Please pull out every line that includes the string "configuration".

(Collection entries)
══════

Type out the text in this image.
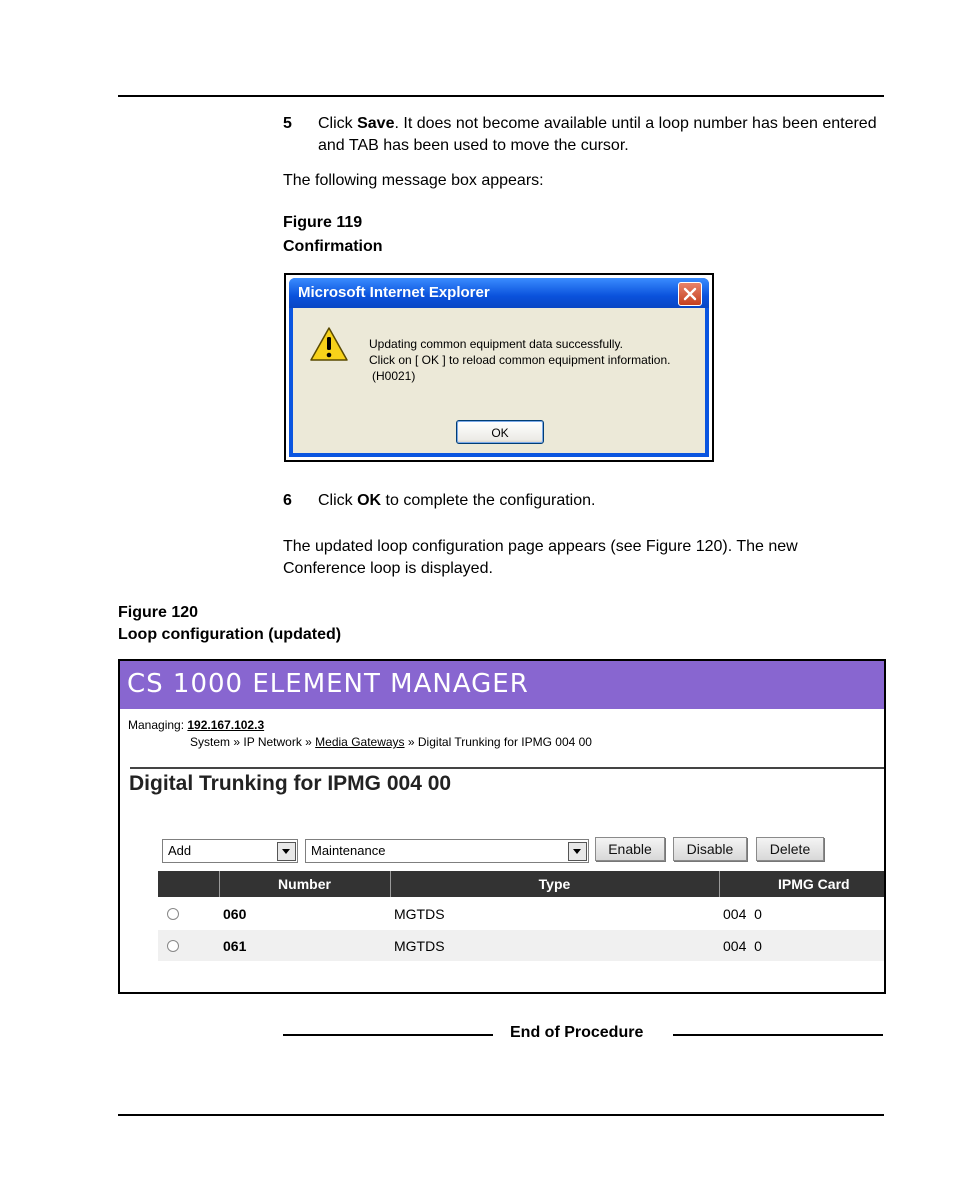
5 Click Save. It does not become available until a loop number has been entered and TAB has been used to move the cursor.
The following message box appears:
Figure 119
Confirmation
Microsoft Internet Explorer
Updating common equipment data successfully.
Click on [ OK ] to reload common equipment information.
(H0021)
OK
6 Click OK to complete the configuration.
The updated loop configuration page appears (see Figure 120). The new Conference loop is displayed.
Figure 120
Loop configuration (updated)
CS 1000 ELEMENT MANAGER
Managing: 192.167.102.3
System » IP Network » Media Gateways » Digital Trunking for IPMG 004 00
Digital Trunking for IPMG 004 00
Add	Maintenance	Enable	Disable	Delete
Number	Type	IPMG Card
060	MGTDS	004  0
061	MGTDS	004  0
End of Procedure
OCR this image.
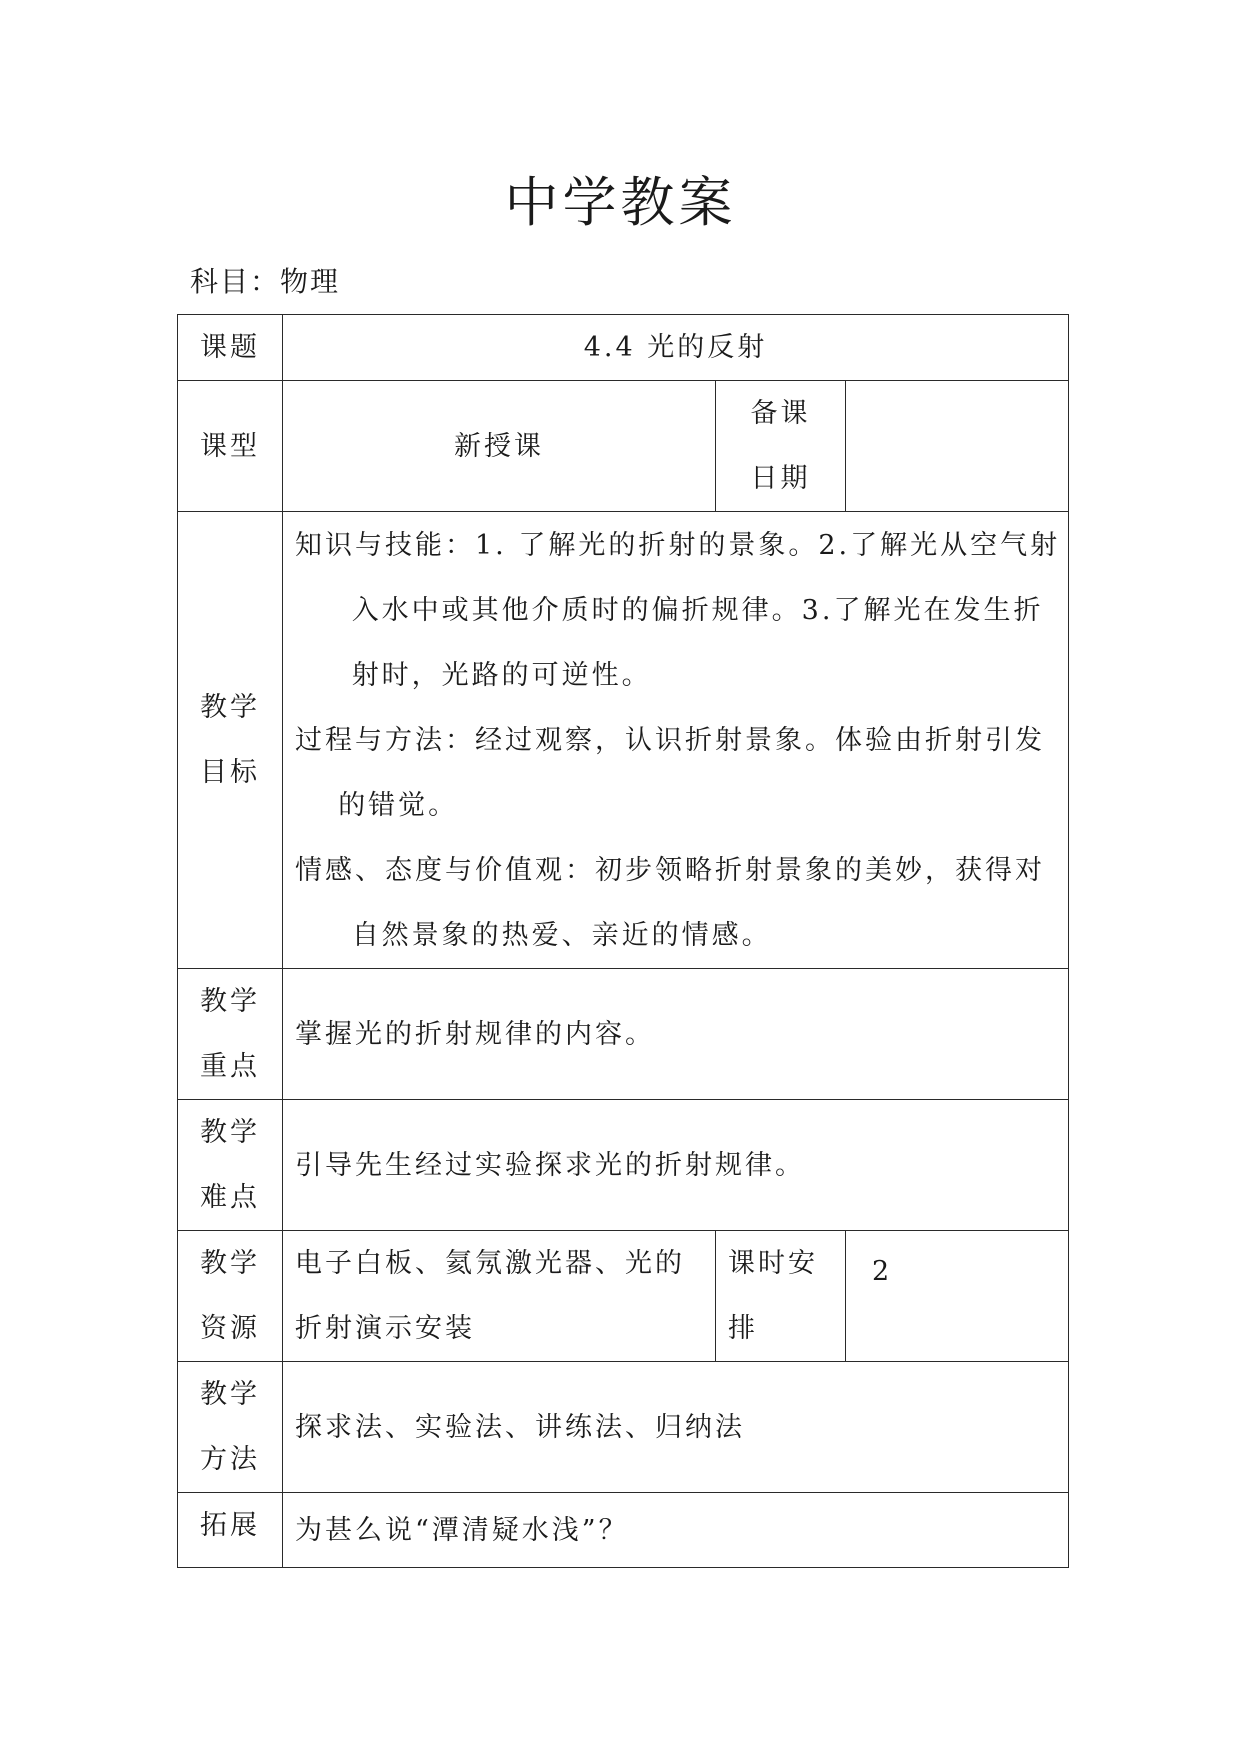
中学教案
科目：物理
课题	4.4 光的反射		
课型	新授课	备课日期	

教学目标	知识与技能：1. 了解光的折射的景象。2.了解光从空气射入水中或其他介质时的偏折规律。3.了解光在发生折射时，光路的可逆性。
过程与方法：经过观察，认识折射景象。体验由折射引发的错觉。
情感、态度与价值观：初步领略折射景象的美妙，获得对自然景象的热爱、亲近的情感。		

教学重点	掌握光的折射规律的内容。		

教学难点	引导先生经过实验探求光的折射规律。		

教学资源	电子白板、氦氖激光器、光的折射演示安装	课时安排	2

教学方法	探求法、实验法、讲练法、归纳法		
拓展	为甚么说“潭清疑水浅”？		
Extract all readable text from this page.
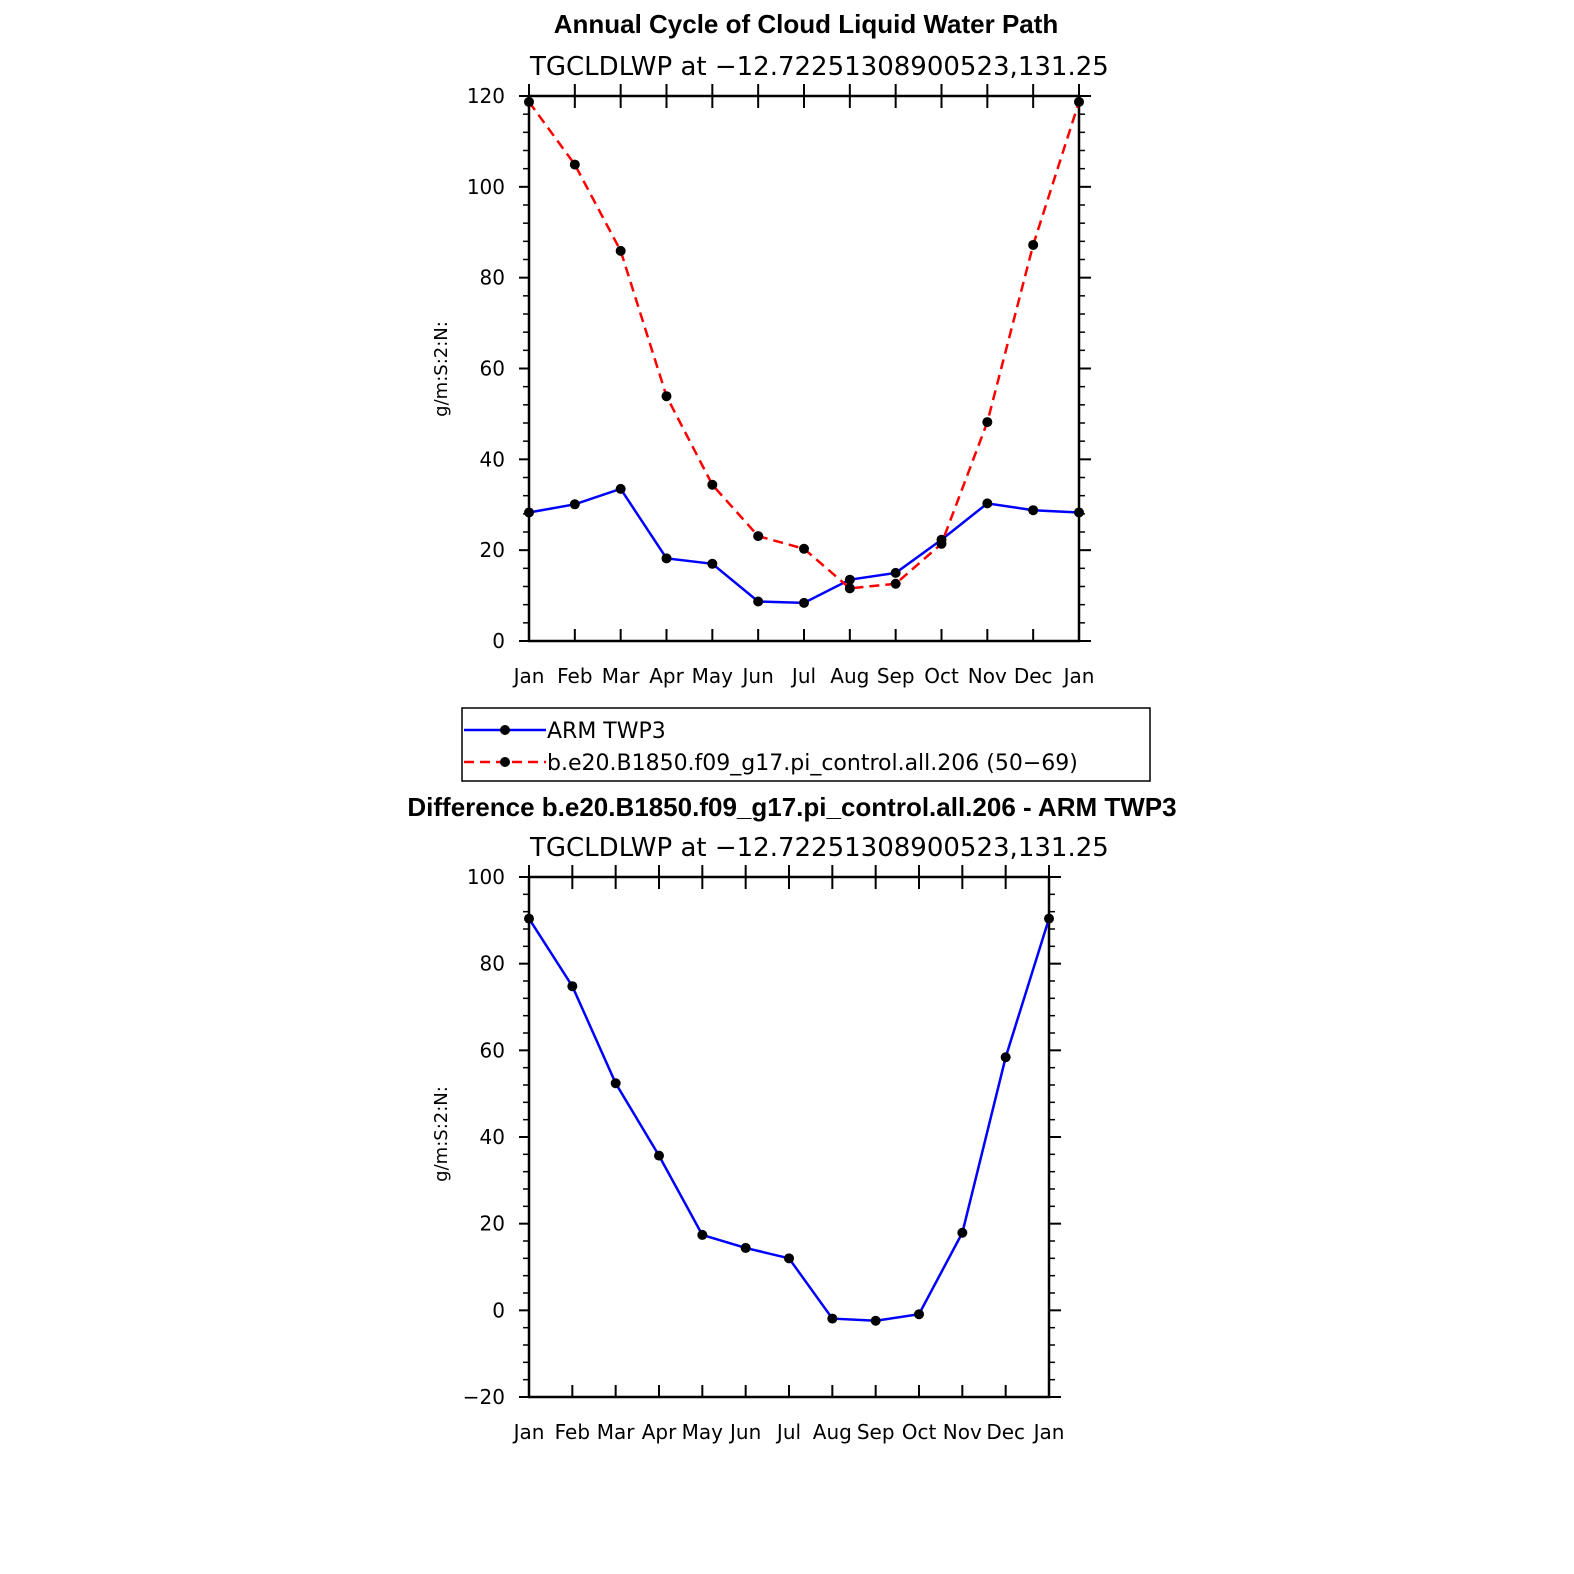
Annual Cycle of Cloud Liquid Water Path
TGCLDLWP at −12.72251308900523,131.25
Jan Feb Mar Apr May Jun Jul Aug Sep Oct Nov Dec Jan
0
20
40
60
80
100
120
g/m:S:2:N:
ARM TWP3
b.e20.B1850.f09_g17.pi_control.all.206 (50−69)
Difference b.e20.B1850.f09_g17.pi_control.all.206 - ARM TWP3
TGCLDLWP at −12.72251308900523,131.25
Jan Feb Mar Apr May Jun Jul Aug Sep Oct Nov Dec Jan
−20
0
20
40
60
80
100
g/m:S:2:N:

══════

→ Task response
6 Click OK to complete the configuration.
The updated loop configuration page appears (see Figure 120). The new Conference loop is displayed.
Loop configuration (updated)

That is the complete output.